Set task: Tally the lines below that contain "Delivery". The number is the whole answer.

─── Data for this exercise

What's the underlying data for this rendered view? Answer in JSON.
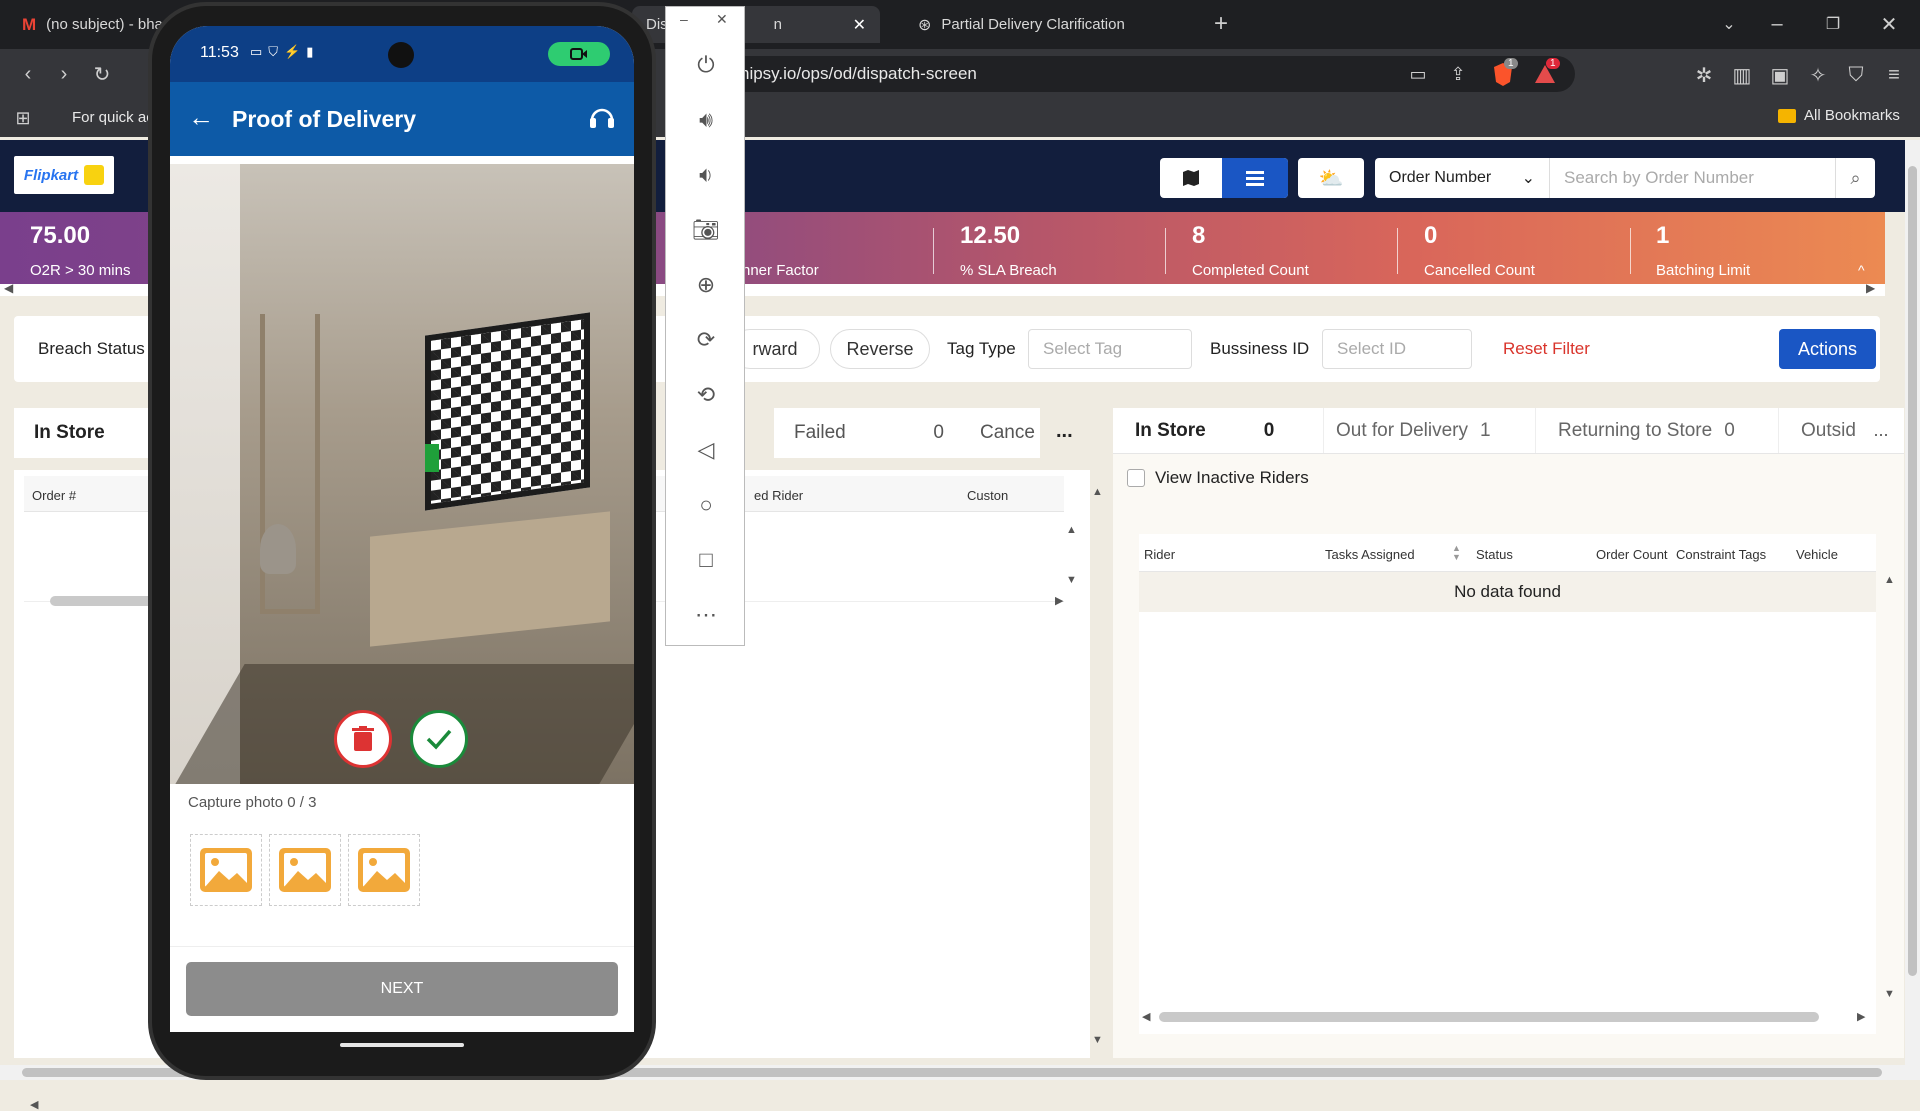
{
  "browser": {
    "tabs": [
      {
        "label": "(no subject) - bha"
      },
      {
        "label": "Dis"
      },
      {
        "label": "n"
      },
      {
        "label": "Partial Delivery Clarification"
      }
    ],
    "url": "hipsy.io/ops/od/dispatch-screen",
    "bookmarks_hint": "For quick ac",
    "all_bookmarks": "All Bookmarks",
    "badge1": "1",
    "badge2": "1"
  },
  "app": {
    "logo": "Flipkart",
    "search_type": "Order Number",
    "search_placeholder": "Search by Order Number",
    "stats": [
      {
        "value": "75.00",
        "label": "O2R > 30 mins"
      },
      {
        "value": "",
        "label": "nner Factor"
      },
      {
        "value": "12.50",
        "label": "% SLA Breach"
      },
      {
        "value": "8",
        "label": "Completed Count"
      },
      {
        "value": "0",
        "label": "Cancelled Count"
      },
      {
        "value": "1",
        "label": "Batching Limit"
      }
    ],
    "filters": {
      "breach_status": "Breach Status",
      "forward": "rward",
      "reverse": "Reverse",
      "tag_type": "Tag Type",
      "tag_placeholder": "Select Tag",
      "business_id": "Bussiness ID",
      "id_placeholder": "Select ID",
      "reset": "Reset Filter",
      "actions": "Actions"
    },
    "left_tabs": [
      {
        "label": "In Store"
      },
      {
        "label": "Failed",
        "count": "0"
      },
      {
        "label": "Cance"
      }
    ],
    "left_columns": [
      "Order #",
      "ed Rider",
      "Custon"
    ],
    "right_tabs": [
      {
        "label": "In Store",
        "count": "0"
      },
      {
        "label": "Out for Delivery",
        "count": "1"
      },
      {
        "label": "Returning to Store",
        "count": "0"
      },
      {
        "label": "Outsid"
      }
    ],
    "view_inactive": "View Inactive Riders",
    "right_columns": [
      "Rider",
      "Tasks Assigned",
      "Status",
      "Order Count",
      "Constraint Tags",
      "Vehicle"
    ],
    "no_data": "No data found",
    "more": "..."
  },
  "phone": {
    "time": "11:53",
    "title": "Proof of Delivery",
    "capture_label": "Capture photo 0 / 3",
    "next_label": "NEXT"
  },
  "colors": {
    "phone_header": "#0d5aa7",
    "actions_button": "#1a56c4",
    "reset_filter": "#d9342b",
    "thumbnail": "#f2a93b"
  }
}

──────

Correct result: 3